## [DOCUMENT]
————————
It is Buyer’s fiduciary-like obligation to negotiate for more favorable provisions, such as termination rights with or without cause, most favored pricing, liquidated damages for breaches, back-to-dollar-one rebate opportunities, longer payment terms with discounts for early payment, objective quality standards, improved delivery and service levels, insurance-backed contingency planning, limited excusable delay, and many others.

9. The Evils Of Premature Selection

Buyer often rushes to the finish line – a very costly practice. Buyer feels compelled to expedite communication to the Supplier with the greatest likelihood of being awarded the contract. It gets worse. Buyer also may notify the losing suppliers that they will not be awarded the contract. The problem is Buyer’s loss of leverage and Supplier’s increased level of security.

Buyer commits these errors without executing a best practices procurement process: specifications still may be unclear; multiple rounds of negotiations have not been conducted; Buyer has not analyzed creative alternatives; all terms of the deal have not been discussed; there is no contract. Buyer may claim that it has an ethical obligation to inform the finalist in order to reward Supplier for its hard work in responding to the bid request. Furthermore, Buyer feels a duty to inform the losers so as to not “string them along.”
————————
## [DATASET EXTRACT]
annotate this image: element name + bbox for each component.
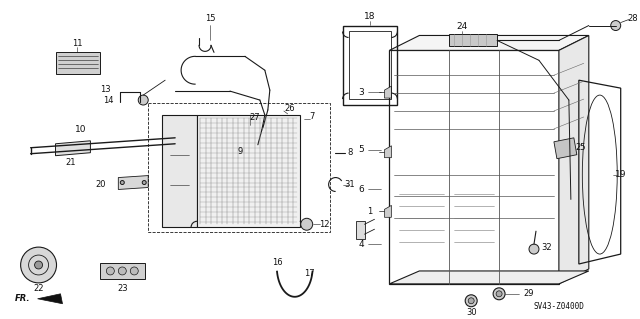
————————
## [COMPLETE THE FOLLOWING]
**A)** Answer these about the procurement text, one per line:
(i) What kind of obligation does the text say Buyer has to negotiate for more favorable provisions?
(ii) What is the heading of section 9?
(iii) According to the text, what two problems follow when Buyer notifies suppliers too early?
**B)** Carry on the procurement text, starting after its final sentence.

## [RESULTS]
**A)**
(i) A fiduciary-like obligation.
(ii) The Evils Of Premature Selection
(iii) Buyer's loss of leverage and Supplier's increased level of security.

**B)**
Buyer may feel better about the process, but Buyer has lost all leverage at this point in the negotiation with finalist and will have “face saving” issues with the runners-up if Buyer has to go back to them in the event that the finalist’s supply agreement falls through. Full disclosure in the request for proposal and good communication with each Supplier throughout the process allows Buyer to reserve communication of the outcome until the final agreement is signed. In fact, it could be a serious breach of ethics for Buyer to subtly signal to Supplier that it is the likely winner.

10. Maintain The Relationship: Strategic Approach

Insecurity and fear are great motivators to change the behavior of others in a negotiation. When should Buyer and Supplier work hard to create a secure and comfortable environment? It benefits all parties to build trust, respect, and reputation. Buyer has a fiduciary-like duty to develop a strategic approach to relationship building in order to better influence Supplier. Essentially, Buyer must become a best-in-class sales professional.

Like the carrot a driver dangles in front of his donkey to keep him moving, Buyer needs to dangle the carrot of opportunity to motivate Supplier to invest in Buyer. One such “investment” could be Supplier accepting lower margins to secure Buyer’s business. Instead of investing in a customer’s business, Supplier can invest in its own plant and equipment. Supplier makes these investment decisions every day. Supplier must be convinced that its investment will generate greater benefits in the future, such as filling plant capacity, disposing of excess inventory, maintaining market share, gaining access to wider client base, improving reputation, and greater economies of scale.

11. Collaborative Approach To Negotiations

History repeats itself. Human nature tends to be consistent and predictable. Our automatic filters encourage us to take an adversarial approach to every interaction or negotiation. First, we are protecting ourselves from whatever we happen to fear. Second, we have a Darwinian propensity to be competitive – to win. A collaborative approach almost always discovers hidden incremental value for both sides.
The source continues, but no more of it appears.